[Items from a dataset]
----

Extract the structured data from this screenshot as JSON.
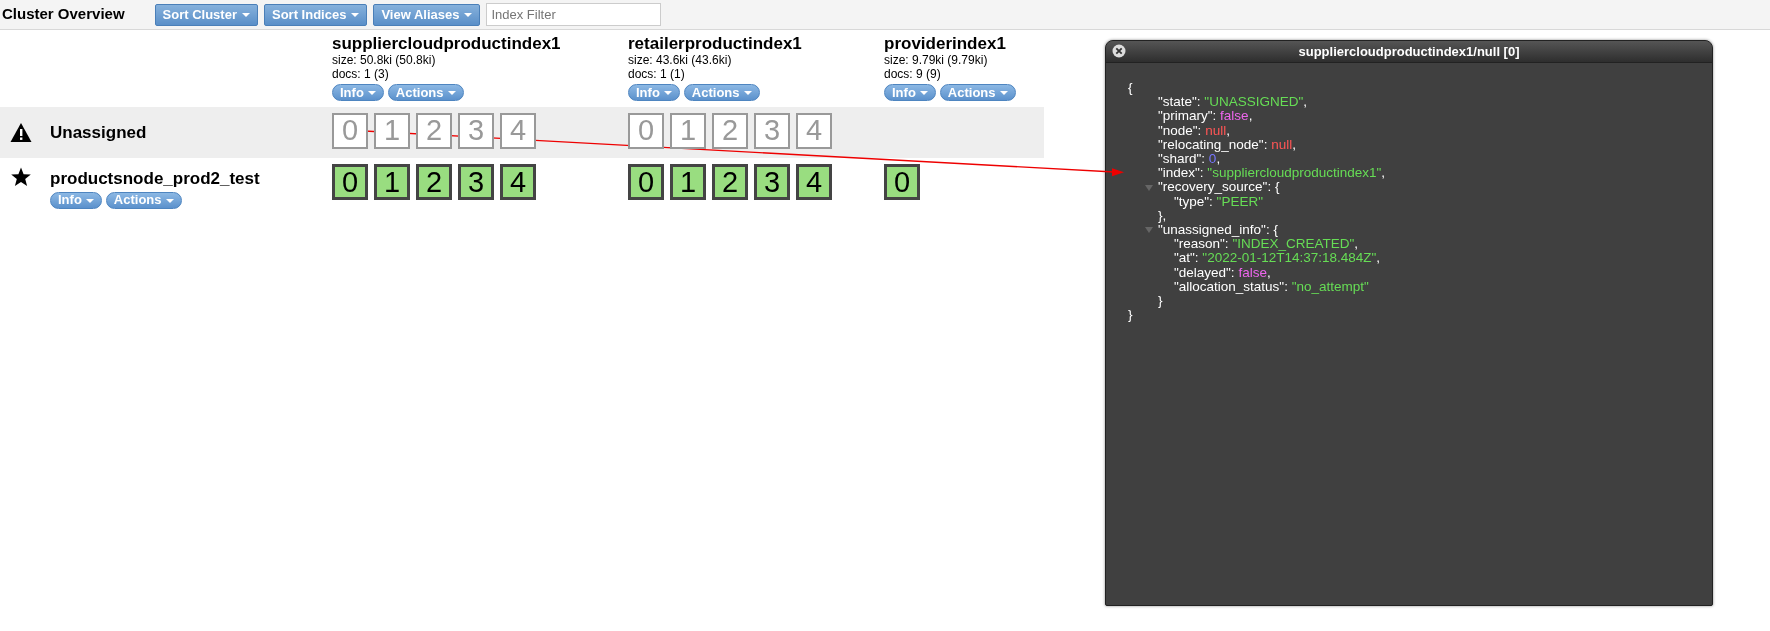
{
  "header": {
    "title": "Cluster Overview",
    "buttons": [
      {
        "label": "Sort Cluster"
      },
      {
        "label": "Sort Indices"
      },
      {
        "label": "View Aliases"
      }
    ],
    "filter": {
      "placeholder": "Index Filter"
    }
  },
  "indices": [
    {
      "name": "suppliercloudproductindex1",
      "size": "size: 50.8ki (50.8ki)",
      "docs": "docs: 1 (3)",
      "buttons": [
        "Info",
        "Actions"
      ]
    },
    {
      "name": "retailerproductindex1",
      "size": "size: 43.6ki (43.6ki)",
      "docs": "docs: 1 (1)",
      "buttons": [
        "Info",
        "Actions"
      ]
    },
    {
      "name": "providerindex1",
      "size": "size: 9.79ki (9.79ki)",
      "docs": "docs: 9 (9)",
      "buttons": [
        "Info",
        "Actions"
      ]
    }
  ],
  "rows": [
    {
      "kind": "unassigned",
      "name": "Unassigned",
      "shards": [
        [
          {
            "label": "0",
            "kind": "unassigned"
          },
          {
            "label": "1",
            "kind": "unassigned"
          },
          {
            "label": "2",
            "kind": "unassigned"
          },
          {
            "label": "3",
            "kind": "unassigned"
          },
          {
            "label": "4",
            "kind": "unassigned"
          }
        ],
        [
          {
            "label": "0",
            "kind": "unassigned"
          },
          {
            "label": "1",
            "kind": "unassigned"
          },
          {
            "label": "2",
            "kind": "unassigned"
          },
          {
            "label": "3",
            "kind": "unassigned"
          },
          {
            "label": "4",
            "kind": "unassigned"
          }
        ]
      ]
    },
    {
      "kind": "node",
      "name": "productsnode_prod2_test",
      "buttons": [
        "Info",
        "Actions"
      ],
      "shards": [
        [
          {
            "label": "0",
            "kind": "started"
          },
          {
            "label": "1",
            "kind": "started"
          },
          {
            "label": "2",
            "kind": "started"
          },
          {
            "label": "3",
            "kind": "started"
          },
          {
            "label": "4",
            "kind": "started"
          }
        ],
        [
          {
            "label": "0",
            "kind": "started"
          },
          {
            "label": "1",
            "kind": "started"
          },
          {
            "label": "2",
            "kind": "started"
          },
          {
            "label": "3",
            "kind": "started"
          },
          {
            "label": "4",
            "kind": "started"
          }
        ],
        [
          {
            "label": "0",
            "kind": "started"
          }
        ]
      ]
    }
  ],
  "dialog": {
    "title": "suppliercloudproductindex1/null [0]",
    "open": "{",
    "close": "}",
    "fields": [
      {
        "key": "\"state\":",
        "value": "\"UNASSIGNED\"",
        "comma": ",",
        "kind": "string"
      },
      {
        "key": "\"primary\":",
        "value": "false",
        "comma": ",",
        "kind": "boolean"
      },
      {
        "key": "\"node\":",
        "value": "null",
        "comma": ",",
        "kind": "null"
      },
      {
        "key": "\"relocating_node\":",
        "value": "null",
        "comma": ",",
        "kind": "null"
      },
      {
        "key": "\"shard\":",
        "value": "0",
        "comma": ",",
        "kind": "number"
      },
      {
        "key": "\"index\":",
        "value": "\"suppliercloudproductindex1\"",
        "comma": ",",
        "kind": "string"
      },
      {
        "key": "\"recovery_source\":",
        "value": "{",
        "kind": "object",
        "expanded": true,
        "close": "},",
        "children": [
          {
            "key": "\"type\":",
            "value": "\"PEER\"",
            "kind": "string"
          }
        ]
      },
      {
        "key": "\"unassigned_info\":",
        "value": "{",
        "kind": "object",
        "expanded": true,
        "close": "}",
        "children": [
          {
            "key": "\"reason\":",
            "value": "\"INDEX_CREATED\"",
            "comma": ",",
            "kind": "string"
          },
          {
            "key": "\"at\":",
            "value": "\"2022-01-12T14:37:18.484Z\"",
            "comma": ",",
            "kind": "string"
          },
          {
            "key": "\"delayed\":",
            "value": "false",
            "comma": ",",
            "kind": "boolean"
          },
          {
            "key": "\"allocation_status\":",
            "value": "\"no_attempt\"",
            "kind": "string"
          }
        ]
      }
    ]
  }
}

----

> _TASK_
Identify every line above with the string "title" in it. Copy those lines.

> _ANSWER TO THE TASK_
    "title": "Cluster Overview",
    "title": "suppliercloudproductindex1/null [0]",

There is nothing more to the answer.